***** Source material *****
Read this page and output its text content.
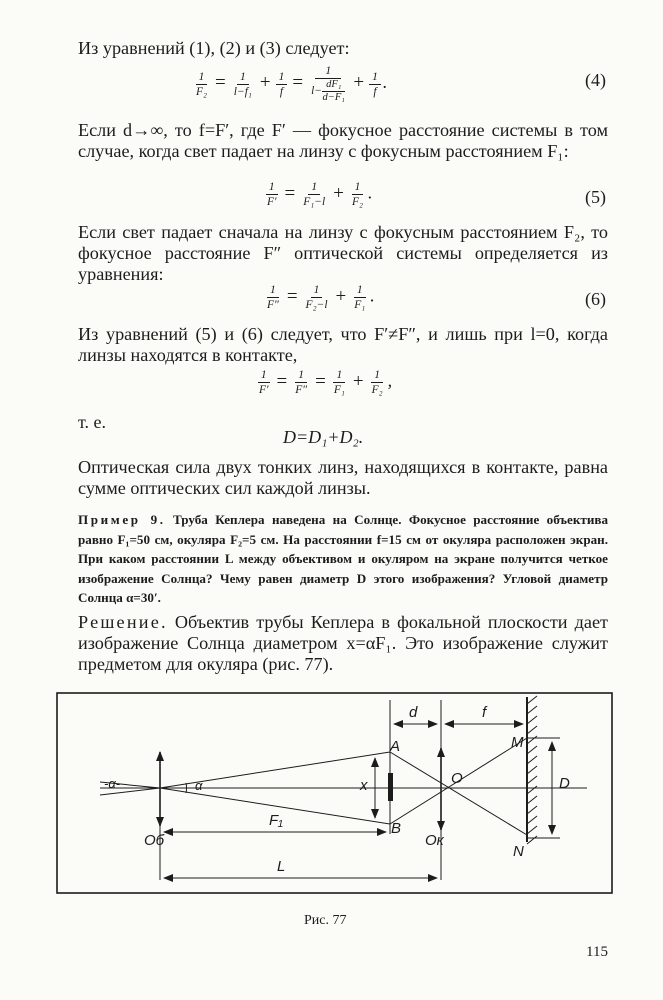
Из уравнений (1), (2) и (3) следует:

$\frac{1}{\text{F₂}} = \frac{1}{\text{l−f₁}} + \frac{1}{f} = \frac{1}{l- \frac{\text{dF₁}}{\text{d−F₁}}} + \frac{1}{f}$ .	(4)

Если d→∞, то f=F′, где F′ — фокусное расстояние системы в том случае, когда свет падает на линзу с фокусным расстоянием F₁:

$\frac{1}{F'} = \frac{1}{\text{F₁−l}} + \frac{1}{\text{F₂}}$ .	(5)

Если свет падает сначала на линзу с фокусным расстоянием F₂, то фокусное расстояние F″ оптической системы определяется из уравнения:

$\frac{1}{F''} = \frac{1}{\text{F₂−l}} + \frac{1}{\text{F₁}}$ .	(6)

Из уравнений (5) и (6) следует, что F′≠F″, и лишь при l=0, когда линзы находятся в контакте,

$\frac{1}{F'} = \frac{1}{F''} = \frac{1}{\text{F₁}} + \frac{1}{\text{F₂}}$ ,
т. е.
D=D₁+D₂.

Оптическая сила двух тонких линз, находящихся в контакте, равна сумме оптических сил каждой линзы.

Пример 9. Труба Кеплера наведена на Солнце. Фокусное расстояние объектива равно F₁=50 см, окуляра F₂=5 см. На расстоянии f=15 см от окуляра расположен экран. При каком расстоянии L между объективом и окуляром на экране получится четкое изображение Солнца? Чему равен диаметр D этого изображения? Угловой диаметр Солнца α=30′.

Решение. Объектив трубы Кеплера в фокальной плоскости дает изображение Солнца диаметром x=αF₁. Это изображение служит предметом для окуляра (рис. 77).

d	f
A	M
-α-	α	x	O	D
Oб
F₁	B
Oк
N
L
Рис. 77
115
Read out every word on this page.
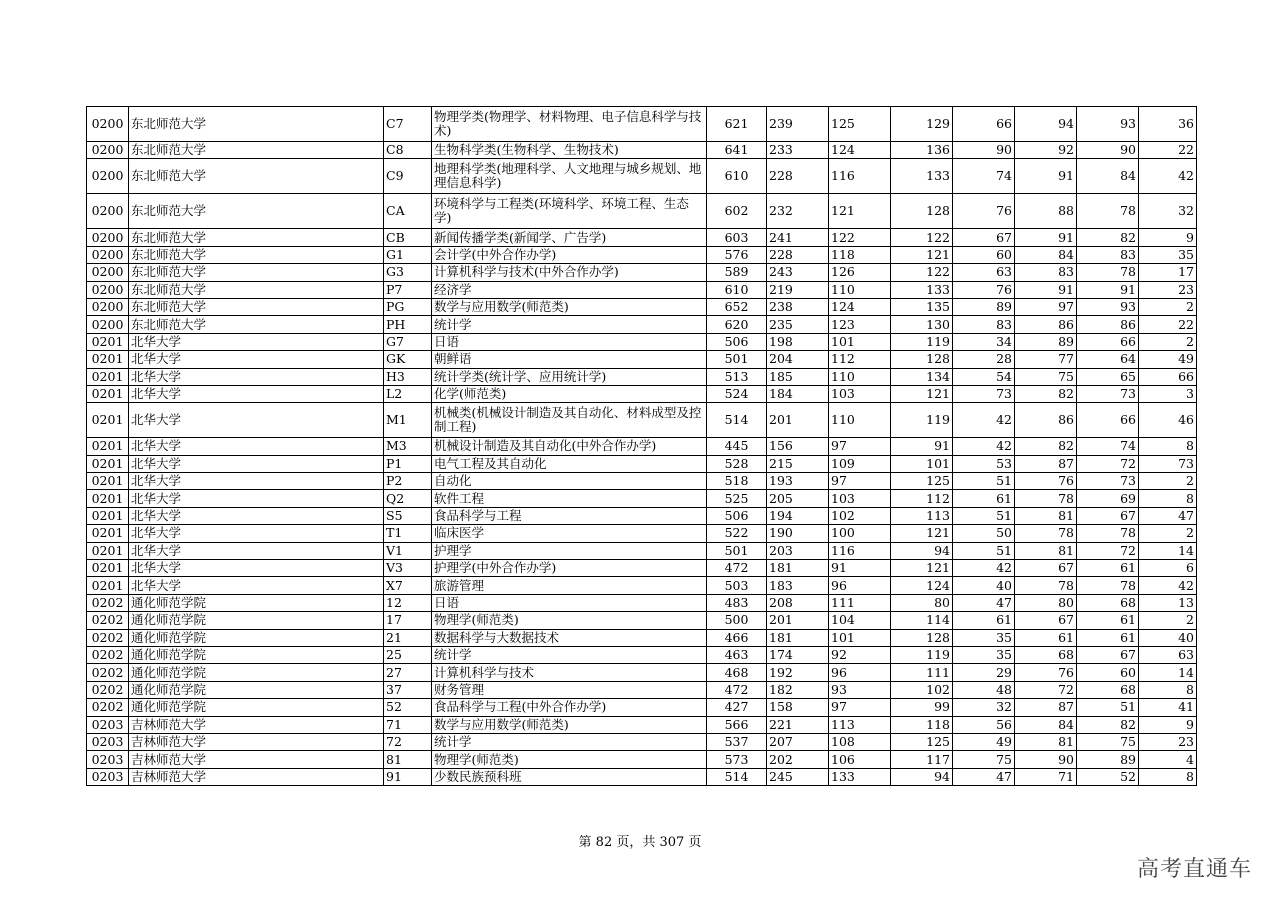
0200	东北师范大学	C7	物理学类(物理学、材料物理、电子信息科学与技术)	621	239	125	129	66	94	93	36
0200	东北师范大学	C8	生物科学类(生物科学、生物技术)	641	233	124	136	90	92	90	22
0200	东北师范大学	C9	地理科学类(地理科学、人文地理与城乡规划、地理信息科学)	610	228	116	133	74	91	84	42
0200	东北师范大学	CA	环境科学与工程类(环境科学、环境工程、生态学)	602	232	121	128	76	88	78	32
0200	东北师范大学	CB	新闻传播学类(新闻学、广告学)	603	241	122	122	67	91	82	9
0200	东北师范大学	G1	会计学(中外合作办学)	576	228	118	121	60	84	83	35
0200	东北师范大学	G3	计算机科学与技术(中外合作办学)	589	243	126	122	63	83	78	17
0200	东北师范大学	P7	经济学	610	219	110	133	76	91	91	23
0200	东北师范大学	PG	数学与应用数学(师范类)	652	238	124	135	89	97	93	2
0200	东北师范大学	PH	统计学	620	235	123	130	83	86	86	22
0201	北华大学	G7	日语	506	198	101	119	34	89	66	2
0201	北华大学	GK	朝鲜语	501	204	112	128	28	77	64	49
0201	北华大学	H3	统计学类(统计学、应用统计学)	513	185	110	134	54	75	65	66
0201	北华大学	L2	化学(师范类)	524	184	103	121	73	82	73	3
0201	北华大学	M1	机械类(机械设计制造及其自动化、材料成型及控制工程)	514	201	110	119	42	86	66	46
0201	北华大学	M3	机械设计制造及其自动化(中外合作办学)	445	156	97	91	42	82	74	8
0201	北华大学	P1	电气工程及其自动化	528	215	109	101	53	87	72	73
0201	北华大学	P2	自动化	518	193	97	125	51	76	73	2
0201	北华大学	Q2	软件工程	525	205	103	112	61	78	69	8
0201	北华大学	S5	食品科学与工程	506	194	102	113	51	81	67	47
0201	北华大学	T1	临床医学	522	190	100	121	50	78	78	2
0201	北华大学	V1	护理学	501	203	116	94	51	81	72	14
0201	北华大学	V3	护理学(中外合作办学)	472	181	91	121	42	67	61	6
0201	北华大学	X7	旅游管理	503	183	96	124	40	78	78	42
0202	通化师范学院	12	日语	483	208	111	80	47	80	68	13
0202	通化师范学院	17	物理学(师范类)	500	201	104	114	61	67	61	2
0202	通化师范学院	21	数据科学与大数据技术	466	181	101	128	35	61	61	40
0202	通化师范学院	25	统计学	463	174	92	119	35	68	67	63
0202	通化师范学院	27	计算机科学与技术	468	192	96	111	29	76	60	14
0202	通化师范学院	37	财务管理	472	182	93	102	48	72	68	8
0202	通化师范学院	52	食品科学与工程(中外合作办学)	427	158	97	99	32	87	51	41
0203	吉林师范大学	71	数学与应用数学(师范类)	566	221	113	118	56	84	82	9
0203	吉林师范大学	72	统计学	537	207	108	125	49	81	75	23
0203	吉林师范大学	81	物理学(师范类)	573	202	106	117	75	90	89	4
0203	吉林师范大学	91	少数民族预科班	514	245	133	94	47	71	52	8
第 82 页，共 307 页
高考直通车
*****
■ Written problem: Find the word "食品科学与工程" and list each line it appears in.

■ Output for this task:
0201	北华大学	S5	食品科学与工程	506	194	102	113	51	81	67	47
0202	通化师范学院	52	食品科学与工程(中外合作办学)	427	158	97	99	32	87	51	41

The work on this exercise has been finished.